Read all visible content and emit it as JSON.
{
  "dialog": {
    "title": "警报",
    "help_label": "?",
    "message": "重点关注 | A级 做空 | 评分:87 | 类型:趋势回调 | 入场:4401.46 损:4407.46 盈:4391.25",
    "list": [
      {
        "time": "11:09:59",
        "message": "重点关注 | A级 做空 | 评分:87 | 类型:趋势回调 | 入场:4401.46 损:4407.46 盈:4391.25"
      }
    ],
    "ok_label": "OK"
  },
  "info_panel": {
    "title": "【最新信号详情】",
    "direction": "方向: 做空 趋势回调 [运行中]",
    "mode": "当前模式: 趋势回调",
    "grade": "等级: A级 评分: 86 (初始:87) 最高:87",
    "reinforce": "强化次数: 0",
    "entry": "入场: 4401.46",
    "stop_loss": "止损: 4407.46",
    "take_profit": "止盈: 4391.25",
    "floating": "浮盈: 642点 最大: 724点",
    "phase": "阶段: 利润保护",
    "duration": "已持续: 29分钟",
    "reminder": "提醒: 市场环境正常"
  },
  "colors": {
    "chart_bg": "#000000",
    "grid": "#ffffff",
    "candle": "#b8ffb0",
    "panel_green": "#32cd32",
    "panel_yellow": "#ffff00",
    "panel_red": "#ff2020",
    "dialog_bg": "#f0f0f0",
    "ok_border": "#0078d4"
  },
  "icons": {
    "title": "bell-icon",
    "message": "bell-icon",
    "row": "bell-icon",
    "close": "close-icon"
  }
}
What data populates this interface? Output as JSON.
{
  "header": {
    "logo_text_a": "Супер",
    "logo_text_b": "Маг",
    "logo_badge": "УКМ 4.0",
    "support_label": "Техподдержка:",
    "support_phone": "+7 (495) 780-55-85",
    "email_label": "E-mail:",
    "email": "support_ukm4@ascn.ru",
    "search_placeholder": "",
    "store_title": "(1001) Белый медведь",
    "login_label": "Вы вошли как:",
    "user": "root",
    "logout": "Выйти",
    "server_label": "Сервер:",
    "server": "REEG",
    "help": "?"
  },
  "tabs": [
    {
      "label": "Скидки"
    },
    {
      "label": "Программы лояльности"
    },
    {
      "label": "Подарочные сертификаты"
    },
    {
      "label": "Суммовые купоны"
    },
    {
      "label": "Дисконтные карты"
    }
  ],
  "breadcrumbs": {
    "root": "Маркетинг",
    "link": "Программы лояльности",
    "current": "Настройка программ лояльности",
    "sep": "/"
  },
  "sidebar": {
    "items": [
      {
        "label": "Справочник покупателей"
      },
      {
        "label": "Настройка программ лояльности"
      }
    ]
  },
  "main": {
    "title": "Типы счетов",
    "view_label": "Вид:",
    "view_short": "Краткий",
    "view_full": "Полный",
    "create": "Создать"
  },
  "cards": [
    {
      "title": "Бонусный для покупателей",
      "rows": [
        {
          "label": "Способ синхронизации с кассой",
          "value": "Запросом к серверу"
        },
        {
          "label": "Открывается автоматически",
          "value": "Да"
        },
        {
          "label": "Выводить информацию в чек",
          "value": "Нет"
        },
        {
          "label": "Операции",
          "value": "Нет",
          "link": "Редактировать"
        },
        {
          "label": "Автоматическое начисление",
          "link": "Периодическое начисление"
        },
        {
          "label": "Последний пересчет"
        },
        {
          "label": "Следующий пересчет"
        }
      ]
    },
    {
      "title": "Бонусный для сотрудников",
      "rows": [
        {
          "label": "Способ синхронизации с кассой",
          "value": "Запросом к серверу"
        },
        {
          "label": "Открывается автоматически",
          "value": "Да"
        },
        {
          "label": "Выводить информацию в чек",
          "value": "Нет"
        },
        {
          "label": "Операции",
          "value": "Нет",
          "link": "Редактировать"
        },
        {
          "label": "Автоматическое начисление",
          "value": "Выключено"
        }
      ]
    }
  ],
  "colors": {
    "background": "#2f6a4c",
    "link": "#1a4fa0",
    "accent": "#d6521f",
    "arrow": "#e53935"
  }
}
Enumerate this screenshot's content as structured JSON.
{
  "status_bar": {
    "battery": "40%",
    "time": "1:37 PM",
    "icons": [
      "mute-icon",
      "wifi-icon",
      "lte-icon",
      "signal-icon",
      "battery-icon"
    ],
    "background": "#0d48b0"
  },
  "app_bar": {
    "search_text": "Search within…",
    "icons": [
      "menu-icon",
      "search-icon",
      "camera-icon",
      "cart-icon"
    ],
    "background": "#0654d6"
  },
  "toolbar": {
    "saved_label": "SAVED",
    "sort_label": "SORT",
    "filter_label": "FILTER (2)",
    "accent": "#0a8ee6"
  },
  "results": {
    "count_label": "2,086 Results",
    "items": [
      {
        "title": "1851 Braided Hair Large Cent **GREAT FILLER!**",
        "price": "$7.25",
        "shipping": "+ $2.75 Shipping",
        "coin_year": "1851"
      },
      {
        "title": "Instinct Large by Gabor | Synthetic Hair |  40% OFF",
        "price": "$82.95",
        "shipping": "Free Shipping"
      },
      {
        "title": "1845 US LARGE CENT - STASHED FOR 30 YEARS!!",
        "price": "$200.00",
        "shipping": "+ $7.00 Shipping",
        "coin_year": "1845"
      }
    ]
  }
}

____

* **Your instructions**:
Gather and return every line that holds the string "bell".

* **Full response**:
    "title": "bell-icon",
    "message": "bell-icon",
    "row": "bell-icon",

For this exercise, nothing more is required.